■ A fazer:
a - Extraia do trecho sobre o Terminal Barra Funda a passagem literal que vai de "Metrô de São Paulo cancela" até "mais 24 anos.", inclusive.
b - Escreva o que vem depois no trecho sobre o Terminal Barra Funda, a partir de onde ele termina.

■ Trecho do documento:
Metrô de São Paulo cancela licitação e mantém gestão do Terminal Barra Funda até 2050
O Metrô de São Paulo anunciou o cancelamento da licitação aberta no ano passado para selecionar uma nova administradora do Terminal Rodoviário da Barra Funda, localizado na Zona Oeste da capital paulista. Em vez disso, a empresa estatal decidiu prorrogar o contrato com o Consórcio Prima, que já gerencia o espaço há 37 anos, estendendo o acordo até o ano de 2050.
Investimentos e condições do novo contrato
Com a prorrogação, o contrato prevê um investimento de R$ 29 milhões em melhorias na infraestrutura do terminal. Além disso, estabelece o pagamento de aproximadamente R$ 80 milhões de outorga ao Metrô. O grupo empresarial responsável pela administração é o mesmo que participou da construção da rodoviária na década de 1980, garantindo sua atuação por pelo menos mais 24 anos.

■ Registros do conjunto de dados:
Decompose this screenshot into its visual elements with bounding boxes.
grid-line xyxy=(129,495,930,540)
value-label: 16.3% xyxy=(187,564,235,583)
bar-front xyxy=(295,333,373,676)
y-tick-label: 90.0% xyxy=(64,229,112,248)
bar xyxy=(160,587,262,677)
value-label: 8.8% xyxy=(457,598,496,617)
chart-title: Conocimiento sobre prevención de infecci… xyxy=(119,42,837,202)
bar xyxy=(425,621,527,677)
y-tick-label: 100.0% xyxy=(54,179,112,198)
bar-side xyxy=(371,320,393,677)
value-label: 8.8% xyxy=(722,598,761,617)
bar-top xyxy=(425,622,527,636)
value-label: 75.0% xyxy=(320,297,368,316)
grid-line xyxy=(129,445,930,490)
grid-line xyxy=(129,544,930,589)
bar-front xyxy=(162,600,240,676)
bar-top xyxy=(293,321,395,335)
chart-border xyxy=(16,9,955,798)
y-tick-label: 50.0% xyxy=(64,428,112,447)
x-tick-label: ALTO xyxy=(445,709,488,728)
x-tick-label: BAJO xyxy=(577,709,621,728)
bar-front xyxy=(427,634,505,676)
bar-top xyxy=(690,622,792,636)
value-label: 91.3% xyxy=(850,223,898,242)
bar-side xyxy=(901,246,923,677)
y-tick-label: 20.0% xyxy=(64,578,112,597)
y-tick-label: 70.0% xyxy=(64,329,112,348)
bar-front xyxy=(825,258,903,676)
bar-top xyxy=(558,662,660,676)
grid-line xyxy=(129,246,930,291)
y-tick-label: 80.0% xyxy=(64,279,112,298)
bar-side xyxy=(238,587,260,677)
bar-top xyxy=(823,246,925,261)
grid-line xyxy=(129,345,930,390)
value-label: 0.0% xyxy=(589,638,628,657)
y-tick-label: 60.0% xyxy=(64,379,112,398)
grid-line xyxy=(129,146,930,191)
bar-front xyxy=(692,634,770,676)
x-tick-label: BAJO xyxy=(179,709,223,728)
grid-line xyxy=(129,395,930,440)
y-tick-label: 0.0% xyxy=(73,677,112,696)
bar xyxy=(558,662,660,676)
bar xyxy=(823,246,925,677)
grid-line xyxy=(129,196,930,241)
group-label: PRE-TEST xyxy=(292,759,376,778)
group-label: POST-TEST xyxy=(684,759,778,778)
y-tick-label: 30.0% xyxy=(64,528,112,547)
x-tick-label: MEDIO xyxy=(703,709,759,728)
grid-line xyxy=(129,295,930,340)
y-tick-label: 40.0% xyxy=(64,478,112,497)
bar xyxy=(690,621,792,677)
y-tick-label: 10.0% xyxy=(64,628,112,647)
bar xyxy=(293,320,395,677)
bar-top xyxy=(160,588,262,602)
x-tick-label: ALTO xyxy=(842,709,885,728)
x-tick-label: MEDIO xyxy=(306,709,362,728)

■ Respostas esperadas:
a -
Metrô de São Paulo cancela licitação e mantém gestão do Terminal Barra Funda até 2050
O Metrô de São Paulo anunciou o cancelamento da licitação aberta no ano passado para selecionar uma nova administradora do Terminal Rodoviário da Barra Funda, localizado na Zona Oeste da capital paulista. Em vez disso, a empresa estatal decidiu prorrogar o contrato com o Consórcio Prima, que já gerencia o espaço há 37 anos, estendendo o acordo até o ano de 2050.
Investimentos e condições do novo contrato
Com a prorrogação, o contrato prevê um investimento de R$ 29 milhões em melhorias na infraestrutura do terminal. Além disso, estabelece o pagamento de aproximadamente R$ 80 milhões de outorga ao Metrô. O grupo empresarial responsável pela administração é o mesmo que participou da construção da rodoviária na década de 1980, garantindo sua atuação por pelo menos mais 24 anos.

b -
Segundo o Metrô, embora a licitação tenha sido cancelada, diversas exigências do edital foram incorporadas ao novo contrato. Entre as melhorias previstas estão:
- Substituição das coberturas das rampas de acesso
- Reestruturação das plataformas
- Troca de itens dos banheiros
- Instalação de gerador
- Implantação de novos elevadores e escadas rolantes
- Wi-Fi gratuito em todas as áreas
- Assentos estofados na área de espera
- Substituição do piso por granito
O novo acordo também permite a exploração comercial do terminal até 2050, um prazo nove anos maior do que o previsto na licitação cancelada. Em nota, o Metrô justificou a decisão afirmando que a manutenção da concessão atual se mostrou mais vantajosa financeiramente. A concessionária, por sua vez, informou que a manutenção do terminal segue um cronograma regular, assegurando a qualidade da operação e o atendimento aos passageiros.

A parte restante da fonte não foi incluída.